• What to work on:
For each line in the data below that holds "Федерации", return a copy.

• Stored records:
— Start —
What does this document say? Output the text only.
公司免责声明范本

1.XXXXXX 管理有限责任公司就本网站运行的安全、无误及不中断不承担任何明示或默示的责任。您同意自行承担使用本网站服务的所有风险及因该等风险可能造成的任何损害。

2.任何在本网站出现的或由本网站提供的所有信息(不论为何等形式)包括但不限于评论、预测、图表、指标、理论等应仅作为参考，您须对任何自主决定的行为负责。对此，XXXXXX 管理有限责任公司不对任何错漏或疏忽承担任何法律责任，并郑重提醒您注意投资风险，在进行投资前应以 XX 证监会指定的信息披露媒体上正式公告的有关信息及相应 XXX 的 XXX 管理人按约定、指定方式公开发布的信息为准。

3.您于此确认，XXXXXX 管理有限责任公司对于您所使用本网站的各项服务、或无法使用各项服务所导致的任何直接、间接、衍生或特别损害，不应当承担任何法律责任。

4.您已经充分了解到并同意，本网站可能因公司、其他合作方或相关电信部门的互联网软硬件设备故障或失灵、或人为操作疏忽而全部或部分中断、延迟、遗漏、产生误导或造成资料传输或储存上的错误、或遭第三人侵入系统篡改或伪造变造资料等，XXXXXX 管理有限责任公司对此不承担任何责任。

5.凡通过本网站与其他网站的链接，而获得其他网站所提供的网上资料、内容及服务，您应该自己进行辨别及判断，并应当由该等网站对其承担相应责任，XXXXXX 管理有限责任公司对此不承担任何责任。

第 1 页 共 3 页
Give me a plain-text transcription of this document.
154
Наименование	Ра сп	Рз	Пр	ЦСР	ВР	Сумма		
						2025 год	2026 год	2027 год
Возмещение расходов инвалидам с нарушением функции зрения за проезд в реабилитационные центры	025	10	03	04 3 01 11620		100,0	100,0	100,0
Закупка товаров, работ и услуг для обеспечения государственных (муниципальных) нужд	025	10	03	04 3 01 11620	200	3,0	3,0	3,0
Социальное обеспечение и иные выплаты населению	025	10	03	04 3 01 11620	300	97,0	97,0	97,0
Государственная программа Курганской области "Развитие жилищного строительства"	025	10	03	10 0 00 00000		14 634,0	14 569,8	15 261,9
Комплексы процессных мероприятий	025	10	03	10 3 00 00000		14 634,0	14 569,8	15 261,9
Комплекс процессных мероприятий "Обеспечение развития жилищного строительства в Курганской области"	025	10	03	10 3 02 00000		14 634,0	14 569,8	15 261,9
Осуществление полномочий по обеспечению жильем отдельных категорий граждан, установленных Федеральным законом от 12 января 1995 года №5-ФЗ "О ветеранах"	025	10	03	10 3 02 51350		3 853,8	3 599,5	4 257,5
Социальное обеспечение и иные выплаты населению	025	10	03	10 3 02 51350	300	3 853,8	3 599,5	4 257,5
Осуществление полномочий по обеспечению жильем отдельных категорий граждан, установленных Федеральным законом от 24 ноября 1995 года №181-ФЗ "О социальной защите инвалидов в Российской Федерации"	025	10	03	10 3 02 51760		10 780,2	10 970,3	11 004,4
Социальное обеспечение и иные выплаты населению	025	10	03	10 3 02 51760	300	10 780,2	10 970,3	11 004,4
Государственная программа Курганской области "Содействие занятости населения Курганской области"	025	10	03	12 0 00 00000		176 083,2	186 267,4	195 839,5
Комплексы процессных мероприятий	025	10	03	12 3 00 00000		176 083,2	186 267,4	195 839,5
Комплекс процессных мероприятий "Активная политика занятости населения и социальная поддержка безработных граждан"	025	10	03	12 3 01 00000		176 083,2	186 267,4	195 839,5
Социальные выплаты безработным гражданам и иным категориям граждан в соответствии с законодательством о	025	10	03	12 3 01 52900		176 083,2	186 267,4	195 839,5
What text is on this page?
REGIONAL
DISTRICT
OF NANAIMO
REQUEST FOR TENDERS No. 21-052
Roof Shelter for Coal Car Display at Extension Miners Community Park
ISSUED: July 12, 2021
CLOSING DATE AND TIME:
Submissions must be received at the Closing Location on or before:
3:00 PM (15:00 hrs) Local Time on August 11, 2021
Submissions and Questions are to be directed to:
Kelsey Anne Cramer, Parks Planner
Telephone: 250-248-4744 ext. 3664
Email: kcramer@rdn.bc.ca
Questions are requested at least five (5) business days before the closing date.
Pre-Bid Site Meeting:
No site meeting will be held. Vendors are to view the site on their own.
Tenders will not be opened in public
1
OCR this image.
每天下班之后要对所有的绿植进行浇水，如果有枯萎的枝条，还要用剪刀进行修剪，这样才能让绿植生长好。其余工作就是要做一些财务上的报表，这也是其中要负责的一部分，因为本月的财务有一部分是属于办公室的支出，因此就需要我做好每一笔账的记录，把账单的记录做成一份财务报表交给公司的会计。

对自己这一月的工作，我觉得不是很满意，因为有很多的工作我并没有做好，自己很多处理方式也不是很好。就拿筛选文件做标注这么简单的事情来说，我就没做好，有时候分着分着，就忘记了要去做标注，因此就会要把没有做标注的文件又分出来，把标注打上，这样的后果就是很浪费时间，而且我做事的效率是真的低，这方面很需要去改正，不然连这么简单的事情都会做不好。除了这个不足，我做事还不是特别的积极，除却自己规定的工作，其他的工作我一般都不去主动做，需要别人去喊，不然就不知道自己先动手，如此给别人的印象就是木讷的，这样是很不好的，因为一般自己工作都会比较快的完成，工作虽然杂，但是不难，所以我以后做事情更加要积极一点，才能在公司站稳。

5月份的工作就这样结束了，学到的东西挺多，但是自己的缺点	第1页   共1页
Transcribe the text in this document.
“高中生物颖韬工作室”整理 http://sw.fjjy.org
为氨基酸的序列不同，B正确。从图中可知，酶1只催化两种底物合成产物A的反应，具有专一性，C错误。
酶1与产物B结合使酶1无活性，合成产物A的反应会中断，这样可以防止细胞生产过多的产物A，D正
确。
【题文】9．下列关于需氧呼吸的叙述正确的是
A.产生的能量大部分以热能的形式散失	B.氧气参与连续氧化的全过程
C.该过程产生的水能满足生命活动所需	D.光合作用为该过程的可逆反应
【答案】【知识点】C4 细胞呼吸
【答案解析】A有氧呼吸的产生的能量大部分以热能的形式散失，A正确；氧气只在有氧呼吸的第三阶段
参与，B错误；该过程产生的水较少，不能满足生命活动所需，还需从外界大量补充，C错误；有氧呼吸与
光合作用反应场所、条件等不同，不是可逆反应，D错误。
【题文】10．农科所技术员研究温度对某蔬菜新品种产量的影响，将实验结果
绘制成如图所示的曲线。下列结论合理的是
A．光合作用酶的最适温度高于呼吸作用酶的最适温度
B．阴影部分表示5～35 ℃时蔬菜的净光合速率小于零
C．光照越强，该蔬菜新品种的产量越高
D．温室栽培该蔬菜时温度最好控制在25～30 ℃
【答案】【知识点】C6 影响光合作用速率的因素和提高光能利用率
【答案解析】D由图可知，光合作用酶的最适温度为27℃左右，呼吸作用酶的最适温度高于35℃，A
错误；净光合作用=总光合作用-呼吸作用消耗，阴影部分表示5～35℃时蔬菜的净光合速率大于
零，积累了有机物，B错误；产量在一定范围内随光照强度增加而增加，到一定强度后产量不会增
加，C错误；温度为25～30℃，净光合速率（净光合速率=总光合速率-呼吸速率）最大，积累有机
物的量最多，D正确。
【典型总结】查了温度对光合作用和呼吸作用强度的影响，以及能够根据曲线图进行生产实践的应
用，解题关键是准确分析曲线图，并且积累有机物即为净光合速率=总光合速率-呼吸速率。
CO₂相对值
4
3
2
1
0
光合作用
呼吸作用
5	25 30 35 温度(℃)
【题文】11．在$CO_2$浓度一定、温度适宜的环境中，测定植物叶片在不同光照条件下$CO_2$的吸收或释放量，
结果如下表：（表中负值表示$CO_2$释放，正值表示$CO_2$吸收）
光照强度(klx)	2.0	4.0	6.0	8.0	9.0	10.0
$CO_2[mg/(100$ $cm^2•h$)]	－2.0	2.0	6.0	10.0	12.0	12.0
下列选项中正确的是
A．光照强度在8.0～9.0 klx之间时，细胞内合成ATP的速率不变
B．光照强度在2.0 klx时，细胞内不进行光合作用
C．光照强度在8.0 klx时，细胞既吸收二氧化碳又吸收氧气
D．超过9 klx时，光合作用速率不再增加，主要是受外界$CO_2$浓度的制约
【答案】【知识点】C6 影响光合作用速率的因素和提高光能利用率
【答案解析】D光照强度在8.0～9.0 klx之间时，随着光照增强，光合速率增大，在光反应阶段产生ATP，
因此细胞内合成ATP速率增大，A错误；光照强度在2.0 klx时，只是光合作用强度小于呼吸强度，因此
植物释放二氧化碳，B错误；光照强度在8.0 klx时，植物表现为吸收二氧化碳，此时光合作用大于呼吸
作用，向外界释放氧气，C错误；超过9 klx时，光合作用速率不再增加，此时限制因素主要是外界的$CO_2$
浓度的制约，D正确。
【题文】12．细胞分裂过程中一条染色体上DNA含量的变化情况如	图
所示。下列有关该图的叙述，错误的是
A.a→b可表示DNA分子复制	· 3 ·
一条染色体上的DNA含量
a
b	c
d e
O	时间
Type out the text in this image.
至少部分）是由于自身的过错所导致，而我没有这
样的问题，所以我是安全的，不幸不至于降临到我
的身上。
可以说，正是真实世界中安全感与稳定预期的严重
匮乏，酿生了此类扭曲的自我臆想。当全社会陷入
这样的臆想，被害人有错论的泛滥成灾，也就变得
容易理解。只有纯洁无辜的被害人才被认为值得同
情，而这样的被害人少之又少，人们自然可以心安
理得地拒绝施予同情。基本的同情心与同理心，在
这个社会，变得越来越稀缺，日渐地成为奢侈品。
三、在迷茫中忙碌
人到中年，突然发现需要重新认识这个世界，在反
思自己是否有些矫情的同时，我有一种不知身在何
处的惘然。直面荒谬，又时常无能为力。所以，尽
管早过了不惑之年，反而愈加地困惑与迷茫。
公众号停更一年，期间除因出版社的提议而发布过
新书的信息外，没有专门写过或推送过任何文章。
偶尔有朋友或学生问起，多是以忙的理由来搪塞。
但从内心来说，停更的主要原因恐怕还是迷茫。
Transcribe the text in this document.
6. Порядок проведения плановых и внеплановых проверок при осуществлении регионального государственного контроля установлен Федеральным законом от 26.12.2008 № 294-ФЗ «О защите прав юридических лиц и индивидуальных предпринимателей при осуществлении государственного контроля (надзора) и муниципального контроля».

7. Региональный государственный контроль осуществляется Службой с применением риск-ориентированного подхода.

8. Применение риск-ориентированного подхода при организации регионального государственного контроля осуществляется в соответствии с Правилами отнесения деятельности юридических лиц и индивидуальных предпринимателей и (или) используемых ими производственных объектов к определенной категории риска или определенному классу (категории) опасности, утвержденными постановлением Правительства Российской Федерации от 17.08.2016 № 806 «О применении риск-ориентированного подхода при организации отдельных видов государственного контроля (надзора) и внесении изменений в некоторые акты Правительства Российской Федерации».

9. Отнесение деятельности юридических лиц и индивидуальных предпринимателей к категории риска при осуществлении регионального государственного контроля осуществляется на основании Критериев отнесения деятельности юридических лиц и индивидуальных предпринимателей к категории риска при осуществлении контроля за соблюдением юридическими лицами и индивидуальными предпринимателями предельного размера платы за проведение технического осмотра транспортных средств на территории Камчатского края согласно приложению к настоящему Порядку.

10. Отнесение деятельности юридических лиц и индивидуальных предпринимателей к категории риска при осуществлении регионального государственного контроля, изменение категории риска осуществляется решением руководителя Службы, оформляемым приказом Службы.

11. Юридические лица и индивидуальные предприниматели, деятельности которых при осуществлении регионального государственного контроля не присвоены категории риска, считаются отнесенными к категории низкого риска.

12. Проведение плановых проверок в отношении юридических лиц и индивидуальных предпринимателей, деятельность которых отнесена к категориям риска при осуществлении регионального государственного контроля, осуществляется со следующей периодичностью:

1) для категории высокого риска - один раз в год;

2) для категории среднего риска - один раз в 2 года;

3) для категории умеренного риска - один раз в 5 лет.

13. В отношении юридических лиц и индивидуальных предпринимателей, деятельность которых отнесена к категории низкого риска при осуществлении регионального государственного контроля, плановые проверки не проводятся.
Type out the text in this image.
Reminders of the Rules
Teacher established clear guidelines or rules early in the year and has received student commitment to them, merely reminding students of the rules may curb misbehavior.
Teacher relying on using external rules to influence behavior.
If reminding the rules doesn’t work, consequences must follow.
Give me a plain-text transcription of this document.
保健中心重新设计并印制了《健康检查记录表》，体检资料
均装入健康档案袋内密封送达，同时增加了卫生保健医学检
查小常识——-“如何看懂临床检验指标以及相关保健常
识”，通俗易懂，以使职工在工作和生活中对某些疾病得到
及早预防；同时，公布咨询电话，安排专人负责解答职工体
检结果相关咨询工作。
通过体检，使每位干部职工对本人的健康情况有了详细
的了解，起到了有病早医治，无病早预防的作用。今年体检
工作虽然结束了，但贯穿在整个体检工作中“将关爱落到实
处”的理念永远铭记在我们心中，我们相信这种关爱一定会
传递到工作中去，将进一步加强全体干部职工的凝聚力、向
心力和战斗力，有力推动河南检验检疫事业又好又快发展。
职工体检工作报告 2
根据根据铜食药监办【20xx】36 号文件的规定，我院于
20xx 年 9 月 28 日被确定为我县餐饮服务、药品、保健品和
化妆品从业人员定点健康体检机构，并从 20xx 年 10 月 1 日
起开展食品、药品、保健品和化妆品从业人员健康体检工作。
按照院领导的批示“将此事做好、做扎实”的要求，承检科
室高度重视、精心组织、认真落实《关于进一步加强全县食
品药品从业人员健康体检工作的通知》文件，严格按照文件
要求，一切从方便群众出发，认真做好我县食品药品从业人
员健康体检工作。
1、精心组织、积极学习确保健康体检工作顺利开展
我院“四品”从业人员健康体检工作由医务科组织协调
— End —
• Response:
Осуществление полномочий по обеспечению жильем отдельных категорий граждан, установленных Федеральным законом от 24 ноября 1995 года №181-ФЗ "О социальной защите инвалидов в Российской Федерации"	025	10	03	10 3 02 51760		10 780,2	10 970,3	11 004,4
8. Применение риск-ориентированного подхода при организации регионального государственного контроля осуществляется в соответствии с Правилами отнесения деятельности юридических лиц и индивидуальных предпринимателей и (или) используемых ими производственных объектов к определенной категории риска или определенному классу (категории) опасности, утвержденными постановлением Правительства Российской Федерации от 17.08.2016 № 806 «О применении риск-ориентированного подхода при организации отдельных видов государственного контроля (надзора) и внесении изменений в некоторые акты Правительства Российской Федерации».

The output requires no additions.